## Work to do
Drop every picture, then transcribe the remaining data exactly.

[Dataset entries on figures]
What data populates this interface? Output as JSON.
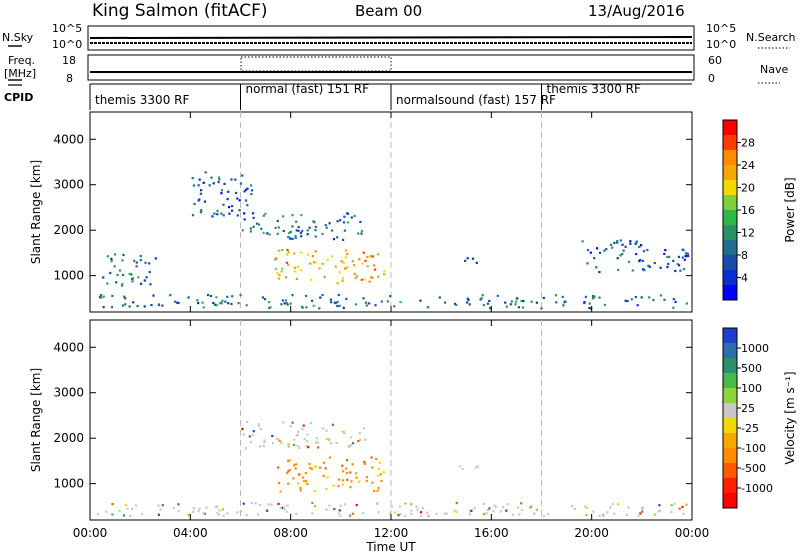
{
  "header": {
    "station": "King Salmon (fitACF)",
    "beam": "Beam 00",
    "date": "13/Aug/2016"
  },
  "strip_nsky": {
    "left_label": "N.Sky",
    "right_label": "N.Search",
    "left_ticks": [
      "10^5",
      "10^0"
    ],
    "right_ticks": [
      "10^5",
      "10^0"
    ]
  },
  "strip_freq": {
    "left_label_line1": "Freq.",
    "left_label_line2": "[MHz]",
    "right_label": "Nave",
    "left_ticks": [
      "18",
      "8"
    ],
    "right_ticks": [
      "60",
      "0"
    ]
  },
  "cpid": {
    "label": "CPID",
    "segments": [
      {
        "name": "themis 3300 RF",
        "start": 0,
        "end": 6
      },
      {
        "name": "normal (fast) 151 RF",
        "start": 6,
        "end": 12
      },
      {
        "name": "normalsound (fast) 157 RF",
        "start": 12,
        "end": 18
      },
      {
        "name": "themis 3300 RF",
        "start": 18,
        "end": 24
      }
    ]
  },
  "x_axis": {
    "label": "Time UT",
    "ticks": [
      "00:00",
      "04:00",
      "08:00",
      "12:00",
      "16:00",
      "20:00",
      "00:00"
    ],
    "tick_hours": [
      0,
      4,
      8,
      12,
      16,
      20,
      24
    ],
    "range": [
      0,
      24
    ]
  },
  "chart_data": [
    {
      "type": "heatmap",
      "quantity": "power",
      "ylabel": "Slant Range [km]",
      "yticks": [
        1000,
        2000,
        3000,
        4000
      ],
      "ylim": [
        200,
        4600
      ],
      "xlim": [
        0,
        24
      ],
      "colorbar": {
        "label": "Power [dB]",
        "ticks": [
          "28",
          "24",
          "20",
          "16",
          "12",
          "8",
          "4"
        ],
        "colors": [
          "#ff0000",
          "#ff3c00",
          "#ff8c00",
          "#f5a800",
          "#f5d800",
          "#7fcf3c",
          "#2eb84a",
          "#2f8f6a",
          "#1f6e8f",
          "#1a4da8",
          "#0a2fd0",
          "#0000ff"
        ]
      },
      "features": [
        {
          "name": "near-range ground scatter",
          "x": [
            0.2,
            23.8
          ],
          "y": [
            300,
            600
          ],
          "value": 8
        },
        {
          "name": "strong echo band",
          "x": [
            7.3,
            11.7
          ],
          "y": [
            850,
            1600
          ],
          "value": 20
        },
        {
          "name": "upper echo band",
          "x": [
            6.0,
            11.0
          ],
          "y": [
            1800,
            2400
          ],
          "value": 7
        },
        {
          "name": "scattered echoes 04-06 UT",
          "x": [
            4.0,
            6.5
          ],
          "y": [
            2300,
            3300
          ],
          "value": 6
        },
        {
          "name": "echo patch 15 UT",
          "x": [
            14.6,
            15.5
          ],
          "y": [
            1250,
            1450
          ],
          "value": 7
        },
        {
          "name": "echoes 00-02 UT",
          "x": [
            0.4,
            2.7
          ],
          "y": [
            800,
            1500
          ],
          "value": 7
        },
        {
          "name": "echoes 20-24 UT",
          "x": [
            19.5,
            23.9
          ],
          "y": [
            1100,
            1800
          ],
          "value": 6
        }
      ]
    },
    {
      "type": "heatmap",
      "quantity": "velocity",
      "ylabel": "Slant Range [km]",
      "yticks": [
        1000,
        2000,
        3000,
        4000
      ],
      "ylim": [
        200,
        4600
      ],
      "xlim": [
        0,
        24
      ],
      "colorbar": {
        "label": "Velocity [m s⁻¹]",
        "ticks": [
          "1000",
          "500",
          "100",
          "25",
          "-25",
          "-100",
          "-500",
          "-1000"
        ],
        "colors": [
          "#1e3fcc",
          "#2a6fae",
          "#2f8f6a",
          "#48b94a",
          "#8fd43a",
          "#c8c8c8",
          "#f5d800",
          "#f5a800",
          "#ff8c00",
          "#ff5a00",
          "#ff2000",
          "#ff0000"
        ]
      },
      "features": [
        {
          "name": "near-range ground scatter",
          "x": [
            0.2,
            23.8
          ],
          "y": [
            300,
            600
          ],
          "value": 0
        },
        {
          "name": "strong echo band",
          "x": [
            7.3,
            11.7
          ],
          "y": [
            850,
            1600
          ],
          "value": -300
        },
        {
          "name": "upper echo band",
          "x": [
            6.0,
            11.0
          ],
          "y": [
            1800,
            2400
          ],
          "value": 0
        },
        {
          "name": "echo patch 15 UT",
          "x": [
            14.6,
            15.5
          ],
          "y": [
            1250,
            1450
          ],
          "value": 0
        }
      ]
    }
  ]
}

## The reply
What data populates this interface? Output as JSON.
{
  "header": {
    "station": "King Salmon (fitACF)",
    "beam": "Beam 00",
    "date": "13/Aug/2016"
  },
  "strip_nsky": {
    "left_label": "N.Sky",
    "right_label": "N.Search",
    "left_ticks": [
      "10^5",
      "10^0"
    ],
    "right_ticks": [
      "10^5",
      "10^0"
    ]
  },
  "strip_freq": {
    "left_label_line1": "Freq.",
    "left_label_line2": "[MHz]",
    "right_label": "Nave",
    "left_ticks": [
      "18",
      "8"
    ],
    "right_ticks": [
      "60",
      "0"
    ]
  },
  "cpid": {
    "label": "CPID",
    "segments": [
      {
        "name": "themis 3300 RF",
        "start": 0,
        "end": 6
      },
      {
        "name": "normal (fast) 151 RF",
        "start": 6,
        "end": 12
      },
      {
        "name": "normalsound (fast) 157 RF",
        "start": 12,
        "end": 18
      },
      {
        "name": "themis 3300 RF",
        "start": 18,
        "end": 24
      }
    ]
  },
  "x_axis": {
    "label": "Time UT",
    "ticks": [
      "00:00",
      "04:00",
      "08:00",
      "12:00",
      "16:00",
      "20:00",
      "00:00"
    ],
    "tick_hours": [
      0,
      4,
      8,
      12,
      16,
      20,
      24
    ],
    "range": [
      0,
      24
    ]
  },
  "chart_data": [
    {
      "type": "heatmap",
      "quantity": "power",
      "ylabel": "Slant Range [km]",
      "yticks": [
        1000,
        2000,
        3000,
        4000
      ],
      "ylim": [
        200,
        4600
      ],
      "xlim": [
        0,
        24
      ],
      "colorbar": {
        "label": "Power [dB]",
        "ticks": [
          "28",
          "24",
          "20",
          "16",
          "12",
          "8",
          "4"
        ],
        "colors": [
          "#ff0000",
          "#ff3c00",
          "#ff8c00",
          "#f5a800",
          "#f5d800",
          "#7fcf3c",
          "#2eb84a",
          "#2f8f6a",
          "#1f6e8f",
          "#1a4da8",
          "#0a2fd0",
          "#0000ff"
        ]
      },
      "features": [
        {
          "name": "near-range ground scatter",
          "x": [
            0.2,
            23.8
          ],
          "y": [
            300,
            600
          ],
          "value": 8
        },
        {
          "name": "strong echo band",
          "x": [
            7.3,
            11.7
          ],
          "y": [
            850,
            1600
          ],
          "value": 20
        },
        {
          "name": "upper echo band",
          "x": [
            6.0,
            11.0
          ],
          "y": [
            1800,
            2400
          ],
          "value": 7
        },
        {
          "name": "scattered echoes 04-06 UT",
          "x": [
            4.0,
            6.5
          ],
          "y": [
            2300,
            3300
          ],
          "value": 6
        },
        {
          "name": "echo patch 15 UT",
          "x": [
            14.6,
            15.5
          ],
          "y": [
            1250,
            1450
          ],
          "value": 7
        },
        {
          "name": "echoes 00-02 UT",
          "x": [
            0.4,
            2.7
          ],
          "y": [
            800,
            1500
          ],
          "value": 7
        },
        {
          "name": "echoes 20-24 UT",
          "x": [
            19.5,
            23.9
          ],
          "y": [
            1100,
            1800
          ],
          "value": 6
        }
      ]
    },
    {
      "type": "heatmap",
      "quantity": "velocity",
      "ylabel": "Slant Range [km]",
      "yticks": [
        1000,
        2000,
        3000,
        4000
      ],
      "ylim": [
        200,
        4600
      ],
      "xlim": [
        0,
        24
      ],
      "colorbar": {
        "label": "Velocity [m s⁻¹]",
        "ticks": [
          "1000",
          "500",
          "100",
          "25",
          "-25",
          "-100",
          "-500",
          "-1000"
        ],
        "colors": [
          "#1e3fcc",
          "#2a6fae",
          "#2f8f6a",
          "#48b94a",
          "#8fd43a",
          "#c8c8c8",
          "#f5d800",
          "#f5a800",
          "#ff8c00",
          "#ff5a00",
          "#ff2000",
          "#ff0000"
        ]
      },
      "features": [
        {
          "name": "near-range ground scatter",
          "x": [
            0.2,
            23.8
          ],
          "y": [
            300,
            600
          ],
          "value": 0
        },
        {
          "name": "strong echo band",
          "x": [
            7.3,
            11.7
          ],
          "y": [
            850,
            1600
          ],
          "value": -300
        },
        {
          "name": "upper echo band",
          "x": [
            6.0,
            11.0
          ],
          "y": [
            1800,
            2400
          ],
          "value": 0
        },
        {
          "name": "echo patch 15 UT",
          "x": [
            14.6,
            15.5
          ],
          "y": [
            1250,
            1450
          ],
          "value": 0
        }
      ]
    }
  ]
}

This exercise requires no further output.